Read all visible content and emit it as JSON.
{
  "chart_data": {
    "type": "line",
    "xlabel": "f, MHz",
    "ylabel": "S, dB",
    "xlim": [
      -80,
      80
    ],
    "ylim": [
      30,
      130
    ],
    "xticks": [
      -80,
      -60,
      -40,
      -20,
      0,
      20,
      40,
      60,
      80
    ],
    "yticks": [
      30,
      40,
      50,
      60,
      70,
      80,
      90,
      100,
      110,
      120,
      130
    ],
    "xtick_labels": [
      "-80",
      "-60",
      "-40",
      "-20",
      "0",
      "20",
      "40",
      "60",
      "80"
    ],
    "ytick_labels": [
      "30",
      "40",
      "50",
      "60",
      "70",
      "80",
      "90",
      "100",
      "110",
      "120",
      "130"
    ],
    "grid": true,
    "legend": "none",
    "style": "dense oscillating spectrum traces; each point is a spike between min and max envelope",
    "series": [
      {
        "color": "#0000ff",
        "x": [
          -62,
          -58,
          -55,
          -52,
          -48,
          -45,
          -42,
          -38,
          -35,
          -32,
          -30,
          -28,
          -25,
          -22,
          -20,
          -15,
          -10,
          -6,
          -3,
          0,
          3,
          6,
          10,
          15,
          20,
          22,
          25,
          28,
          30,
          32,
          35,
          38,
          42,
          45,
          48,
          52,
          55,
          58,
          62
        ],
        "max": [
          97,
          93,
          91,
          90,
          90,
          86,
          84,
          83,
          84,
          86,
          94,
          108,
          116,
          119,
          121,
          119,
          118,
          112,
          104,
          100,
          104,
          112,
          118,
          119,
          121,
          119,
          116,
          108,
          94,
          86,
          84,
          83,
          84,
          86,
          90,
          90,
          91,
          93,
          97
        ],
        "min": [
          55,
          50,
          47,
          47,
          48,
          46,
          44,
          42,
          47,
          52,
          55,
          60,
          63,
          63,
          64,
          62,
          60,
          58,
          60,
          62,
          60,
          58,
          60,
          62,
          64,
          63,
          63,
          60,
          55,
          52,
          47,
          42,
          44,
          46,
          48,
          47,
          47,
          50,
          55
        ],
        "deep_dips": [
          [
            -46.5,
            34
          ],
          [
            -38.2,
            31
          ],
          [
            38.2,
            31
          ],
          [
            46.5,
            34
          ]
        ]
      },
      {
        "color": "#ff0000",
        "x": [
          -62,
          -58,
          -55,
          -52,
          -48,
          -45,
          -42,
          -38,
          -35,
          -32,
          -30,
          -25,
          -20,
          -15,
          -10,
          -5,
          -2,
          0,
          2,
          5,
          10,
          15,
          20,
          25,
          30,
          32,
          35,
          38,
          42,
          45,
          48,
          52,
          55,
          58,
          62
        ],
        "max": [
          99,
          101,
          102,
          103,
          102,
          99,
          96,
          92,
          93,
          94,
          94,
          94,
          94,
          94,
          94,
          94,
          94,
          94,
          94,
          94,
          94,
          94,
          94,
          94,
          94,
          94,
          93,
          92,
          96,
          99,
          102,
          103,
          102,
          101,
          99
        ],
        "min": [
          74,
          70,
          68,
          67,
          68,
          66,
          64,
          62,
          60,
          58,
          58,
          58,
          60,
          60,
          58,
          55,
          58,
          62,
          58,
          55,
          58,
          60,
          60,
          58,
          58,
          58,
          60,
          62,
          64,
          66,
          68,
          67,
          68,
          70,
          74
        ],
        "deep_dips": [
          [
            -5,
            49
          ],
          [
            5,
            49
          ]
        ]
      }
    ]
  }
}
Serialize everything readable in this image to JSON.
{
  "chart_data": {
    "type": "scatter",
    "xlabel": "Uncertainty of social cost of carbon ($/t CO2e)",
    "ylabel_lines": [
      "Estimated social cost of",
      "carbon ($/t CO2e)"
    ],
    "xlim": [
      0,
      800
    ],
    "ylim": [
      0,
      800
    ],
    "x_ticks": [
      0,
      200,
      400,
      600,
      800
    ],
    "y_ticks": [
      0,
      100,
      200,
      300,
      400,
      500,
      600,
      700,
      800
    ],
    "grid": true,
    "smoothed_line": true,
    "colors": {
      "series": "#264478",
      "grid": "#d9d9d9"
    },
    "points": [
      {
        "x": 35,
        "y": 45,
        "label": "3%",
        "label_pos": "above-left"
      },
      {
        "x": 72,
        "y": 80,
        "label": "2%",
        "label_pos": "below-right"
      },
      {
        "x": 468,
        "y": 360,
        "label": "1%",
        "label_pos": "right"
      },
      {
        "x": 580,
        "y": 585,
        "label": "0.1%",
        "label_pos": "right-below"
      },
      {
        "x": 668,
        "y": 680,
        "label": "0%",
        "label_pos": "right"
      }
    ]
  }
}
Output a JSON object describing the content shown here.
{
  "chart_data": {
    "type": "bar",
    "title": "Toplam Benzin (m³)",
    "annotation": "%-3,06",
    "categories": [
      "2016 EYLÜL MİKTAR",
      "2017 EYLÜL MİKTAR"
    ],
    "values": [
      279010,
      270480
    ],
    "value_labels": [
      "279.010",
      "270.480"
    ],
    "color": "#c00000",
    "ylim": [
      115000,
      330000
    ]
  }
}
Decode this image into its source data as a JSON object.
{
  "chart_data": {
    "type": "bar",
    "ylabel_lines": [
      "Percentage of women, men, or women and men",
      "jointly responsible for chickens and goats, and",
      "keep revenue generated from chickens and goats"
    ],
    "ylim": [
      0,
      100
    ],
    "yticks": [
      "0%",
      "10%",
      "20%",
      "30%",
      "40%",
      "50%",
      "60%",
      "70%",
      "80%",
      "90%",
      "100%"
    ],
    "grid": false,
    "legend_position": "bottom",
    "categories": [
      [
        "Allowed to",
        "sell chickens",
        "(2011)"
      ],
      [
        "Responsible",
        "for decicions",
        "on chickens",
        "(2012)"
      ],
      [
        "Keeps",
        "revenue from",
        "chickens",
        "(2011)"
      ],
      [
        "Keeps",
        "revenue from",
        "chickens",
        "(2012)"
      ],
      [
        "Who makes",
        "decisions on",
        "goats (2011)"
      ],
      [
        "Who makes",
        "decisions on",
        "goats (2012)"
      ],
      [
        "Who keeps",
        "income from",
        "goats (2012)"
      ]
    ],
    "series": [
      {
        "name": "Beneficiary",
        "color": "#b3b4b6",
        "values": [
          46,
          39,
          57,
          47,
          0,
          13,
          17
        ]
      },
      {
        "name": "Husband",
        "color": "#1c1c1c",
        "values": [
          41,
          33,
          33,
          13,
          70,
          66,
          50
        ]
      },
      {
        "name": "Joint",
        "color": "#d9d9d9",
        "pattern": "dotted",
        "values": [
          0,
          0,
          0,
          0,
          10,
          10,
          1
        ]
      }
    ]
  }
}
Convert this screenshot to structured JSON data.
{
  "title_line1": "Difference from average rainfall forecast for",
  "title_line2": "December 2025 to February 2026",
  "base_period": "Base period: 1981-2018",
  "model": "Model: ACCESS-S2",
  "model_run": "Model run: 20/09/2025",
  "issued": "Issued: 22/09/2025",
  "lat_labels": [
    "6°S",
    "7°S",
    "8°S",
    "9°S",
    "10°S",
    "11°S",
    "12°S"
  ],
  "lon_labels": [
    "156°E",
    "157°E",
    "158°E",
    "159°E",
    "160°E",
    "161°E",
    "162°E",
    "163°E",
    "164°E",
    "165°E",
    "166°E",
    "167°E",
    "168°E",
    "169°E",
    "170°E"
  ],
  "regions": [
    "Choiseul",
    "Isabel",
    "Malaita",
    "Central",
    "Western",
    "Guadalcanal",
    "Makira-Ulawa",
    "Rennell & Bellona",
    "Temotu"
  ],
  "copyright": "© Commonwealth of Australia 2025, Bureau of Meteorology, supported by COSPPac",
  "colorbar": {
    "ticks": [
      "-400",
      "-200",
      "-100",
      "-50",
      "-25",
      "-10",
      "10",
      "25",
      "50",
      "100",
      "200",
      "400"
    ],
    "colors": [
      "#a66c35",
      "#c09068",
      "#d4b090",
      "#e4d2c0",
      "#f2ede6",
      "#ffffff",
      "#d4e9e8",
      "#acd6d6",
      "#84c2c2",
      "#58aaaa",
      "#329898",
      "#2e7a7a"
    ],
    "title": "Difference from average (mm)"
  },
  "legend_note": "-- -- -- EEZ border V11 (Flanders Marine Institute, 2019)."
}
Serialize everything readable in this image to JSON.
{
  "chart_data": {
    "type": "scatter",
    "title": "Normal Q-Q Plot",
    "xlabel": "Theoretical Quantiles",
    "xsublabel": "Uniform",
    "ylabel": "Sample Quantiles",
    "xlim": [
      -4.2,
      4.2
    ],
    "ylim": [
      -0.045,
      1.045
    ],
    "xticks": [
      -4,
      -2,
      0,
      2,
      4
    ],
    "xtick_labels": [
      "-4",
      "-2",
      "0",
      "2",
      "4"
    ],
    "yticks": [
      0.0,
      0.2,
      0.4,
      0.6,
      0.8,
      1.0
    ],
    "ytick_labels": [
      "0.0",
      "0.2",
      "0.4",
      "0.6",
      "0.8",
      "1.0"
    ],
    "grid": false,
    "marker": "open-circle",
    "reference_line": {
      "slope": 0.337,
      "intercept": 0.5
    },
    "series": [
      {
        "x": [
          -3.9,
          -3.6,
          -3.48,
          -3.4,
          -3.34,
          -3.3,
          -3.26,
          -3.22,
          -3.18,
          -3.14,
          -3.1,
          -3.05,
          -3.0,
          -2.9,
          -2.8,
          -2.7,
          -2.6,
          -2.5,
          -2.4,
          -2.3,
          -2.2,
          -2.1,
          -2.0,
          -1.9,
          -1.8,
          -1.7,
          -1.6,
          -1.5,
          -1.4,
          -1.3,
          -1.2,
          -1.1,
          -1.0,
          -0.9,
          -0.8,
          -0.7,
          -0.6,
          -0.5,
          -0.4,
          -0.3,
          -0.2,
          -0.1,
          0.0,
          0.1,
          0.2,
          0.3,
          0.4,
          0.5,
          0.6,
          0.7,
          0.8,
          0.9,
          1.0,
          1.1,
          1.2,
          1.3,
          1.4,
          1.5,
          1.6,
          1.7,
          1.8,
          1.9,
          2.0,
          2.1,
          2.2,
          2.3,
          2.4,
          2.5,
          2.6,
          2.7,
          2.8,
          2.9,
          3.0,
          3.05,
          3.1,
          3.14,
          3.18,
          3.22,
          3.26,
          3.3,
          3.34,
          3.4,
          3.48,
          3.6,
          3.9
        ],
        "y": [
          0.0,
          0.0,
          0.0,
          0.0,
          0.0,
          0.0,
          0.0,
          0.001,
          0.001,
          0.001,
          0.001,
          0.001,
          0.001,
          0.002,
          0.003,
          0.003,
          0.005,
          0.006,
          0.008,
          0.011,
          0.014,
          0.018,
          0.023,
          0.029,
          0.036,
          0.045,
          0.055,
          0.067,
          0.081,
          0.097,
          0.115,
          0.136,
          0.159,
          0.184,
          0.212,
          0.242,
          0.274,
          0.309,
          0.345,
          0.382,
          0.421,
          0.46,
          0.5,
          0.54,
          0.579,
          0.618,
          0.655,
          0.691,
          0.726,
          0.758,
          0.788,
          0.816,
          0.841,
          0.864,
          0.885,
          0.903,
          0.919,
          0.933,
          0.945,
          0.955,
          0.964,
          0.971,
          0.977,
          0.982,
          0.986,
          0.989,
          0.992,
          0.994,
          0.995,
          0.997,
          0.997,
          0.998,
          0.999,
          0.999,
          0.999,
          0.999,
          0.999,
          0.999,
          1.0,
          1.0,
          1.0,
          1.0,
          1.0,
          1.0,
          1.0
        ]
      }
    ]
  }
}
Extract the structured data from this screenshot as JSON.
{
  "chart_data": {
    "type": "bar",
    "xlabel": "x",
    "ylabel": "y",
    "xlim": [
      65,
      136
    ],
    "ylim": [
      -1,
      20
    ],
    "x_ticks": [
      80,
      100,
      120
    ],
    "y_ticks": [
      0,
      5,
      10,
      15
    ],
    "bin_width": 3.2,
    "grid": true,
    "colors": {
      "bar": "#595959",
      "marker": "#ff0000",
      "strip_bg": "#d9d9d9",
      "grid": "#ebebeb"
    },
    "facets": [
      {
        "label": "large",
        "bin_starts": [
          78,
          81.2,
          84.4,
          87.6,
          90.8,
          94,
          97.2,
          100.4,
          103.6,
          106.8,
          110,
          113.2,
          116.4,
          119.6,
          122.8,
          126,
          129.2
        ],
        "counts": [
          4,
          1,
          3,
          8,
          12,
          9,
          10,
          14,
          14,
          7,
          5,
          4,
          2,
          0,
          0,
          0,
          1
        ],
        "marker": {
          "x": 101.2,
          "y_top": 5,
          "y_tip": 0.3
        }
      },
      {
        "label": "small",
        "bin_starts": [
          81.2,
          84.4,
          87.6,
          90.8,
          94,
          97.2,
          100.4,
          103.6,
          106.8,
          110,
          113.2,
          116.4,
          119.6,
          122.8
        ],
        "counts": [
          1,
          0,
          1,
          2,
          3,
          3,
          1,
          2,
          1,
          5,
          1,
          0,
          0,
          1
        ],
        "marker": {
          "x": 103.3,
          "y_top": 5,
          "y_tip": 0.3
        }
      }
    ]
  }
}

++++++++++++++++++++

Show the lines that mention the word "structured".

### Full solution:
Convert this screenshot to structured JSON data.
Extract the structured data from this screenshot as JSON.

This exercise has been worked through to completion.